### The request
Every entry that follows should be reproduced exactly.

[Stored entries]
(begin)

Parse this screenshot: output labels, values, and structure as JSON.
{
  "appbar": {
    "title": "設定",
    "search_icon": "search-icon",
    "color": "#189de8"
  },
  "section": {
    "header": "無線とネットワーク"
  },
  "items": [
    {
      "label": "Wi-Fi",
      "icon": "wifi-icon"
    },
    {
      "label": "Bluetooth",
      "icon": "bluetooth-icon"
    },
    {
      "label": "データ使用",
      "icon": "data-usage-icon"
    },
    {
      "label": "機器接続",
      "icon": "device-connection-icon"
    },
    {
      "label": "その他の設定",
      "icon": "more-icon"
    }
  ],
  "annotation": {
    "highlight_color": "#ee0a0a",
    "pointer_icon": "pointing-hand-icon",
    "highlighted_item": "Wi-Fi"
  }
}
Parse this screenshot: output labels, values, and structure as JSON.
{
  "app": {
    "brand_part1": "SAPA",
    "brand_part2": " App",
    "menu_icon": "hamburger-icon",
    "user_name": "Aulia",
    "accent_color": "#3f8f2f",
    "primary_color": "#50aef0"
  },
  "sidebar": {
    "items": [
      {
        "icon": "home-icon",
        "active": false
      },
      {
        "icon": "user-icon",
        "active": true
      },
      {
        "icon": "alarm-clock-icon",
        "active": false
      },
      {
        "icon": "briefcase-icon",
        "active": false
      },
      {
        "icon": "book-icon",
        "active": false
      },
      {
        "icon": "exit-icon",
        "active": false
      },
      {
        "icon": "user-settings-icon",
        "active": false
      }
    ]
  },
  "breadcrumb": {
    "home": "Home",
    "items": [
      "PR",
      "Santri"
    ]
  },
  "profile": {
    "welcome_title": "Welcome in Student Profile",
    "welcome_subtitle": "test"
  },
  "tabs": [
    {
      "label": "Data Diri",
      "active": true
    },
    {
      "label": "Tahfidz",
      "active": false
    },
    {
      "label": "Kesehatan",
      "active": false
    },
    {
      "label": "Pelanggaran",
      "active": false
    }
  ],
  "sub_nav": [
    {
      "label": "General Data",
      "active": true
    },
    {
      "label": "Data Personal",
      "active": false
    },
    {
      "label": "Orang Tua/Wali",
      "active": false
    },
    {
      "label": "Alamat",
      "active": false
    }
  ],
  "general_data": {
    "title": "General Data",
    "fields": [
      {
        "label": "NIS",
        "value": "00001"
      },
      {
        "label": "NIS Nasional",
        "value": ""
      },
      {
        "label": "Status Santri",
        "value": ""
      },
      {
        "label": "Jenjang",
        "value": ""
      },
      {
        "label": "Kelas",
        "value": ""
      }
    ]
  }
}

(end)

### Task output
Parse this screenshot: output labels, values, and structure as JSON.
{
  "appbar": {
    "title": "設定",
    "search_icon": "search-icon",
    "color": "#189de8"
  },
  "section": {
    "header": "無線とネットワーク"
  },
  "items": [
    {
      "label": "Wi-Fi",
      "icon": "wifi-icon"
    },
    {
      "label": "Bluetooth",
      "icon": "bluetooth-icon"
    },
    {
      "label": "データ使用",
      "icon": "data-usage-icon"
    },
    {
      "label": "機器接続",
      "icon": "device-connection-icon"
    },
    {
      "label": "その他の設定",
      "icon": "more-icon"
    }
  ],
  "annotation": {
    "highlight_color": "#ee0a0a",
    "pointer_icon": "pointing-hand-icon",
    "highlighted_item": "Wi-Fi"
  }
}
Parse this screenshot: output labels, values, and structure as JSON.
{
  "app": {
    "brand_part1": "SAPA",
    "brand_part2": " App",
    "menu_icon": "hamburger-icon",
    "user_name": "Aulia",
    "accent_color": "#3f8f2f",
    "primary_color": "#50aef0"
  },
  "sidebar": {
    "items": [
      {
        "icon": "home-icon",
        "active": false
      },
      {
        "icon": "user-icon",
        "active": true
      },
      {
        "icon": "alarm-clock-icon",
        "active": false
      },
      {
        "icon": "briefcase-icon",
        "active": false
      },
      {
        "icon": "book-icon",
        "active": false
      },
      {
        "icon": "exit-icon",
        "active": false
      },
      {
        "icon": "user-settings-icon",
        "active": false
      }
    ]
  },
  "breadcrumb": {
    "home": "Home",
    "items": [
      "PR",
      "Santri"
    ]
  },
  "profile": {
    "welcome_title": "Welcome in Student Profile",
    "welcome_subtitle": "test"
  },
  "tabs": [
    {
      "label": "Data Diri",
      "active": true
    },
    {
      "label": "Tahfidz",
      "active": false
    },
    {
      "label": "Kesehatan",
      "active": false
    },
    {
      "label": "Pelanggaran",
      "active": false
    }
  ],
  "sub_nav": [
    {
      "label": "General Data",
      "active": true
    },
    {
      "label": "Data Personal",
      "active": false
    },
    {
      "label": "Orang Tua/Wali",
      "active": false
    },
    {
      "label": "Alamat",
      "active": false
    }
  ],
  "general_data": {
    "title": "General Data",
    "fields": [
      {
        "label": "NIS",
        "value": "00001"
      },
      {
        "label": "NIS Nasional",
        "value": ""
      },
      {
        "label": "Status Santri",
        "value": ""
      },
      {
        "label": "Jenjang",
        "value": ""
      },
      {
        "label": "Kelas",
        "value": ""
      }
    ]
  }
}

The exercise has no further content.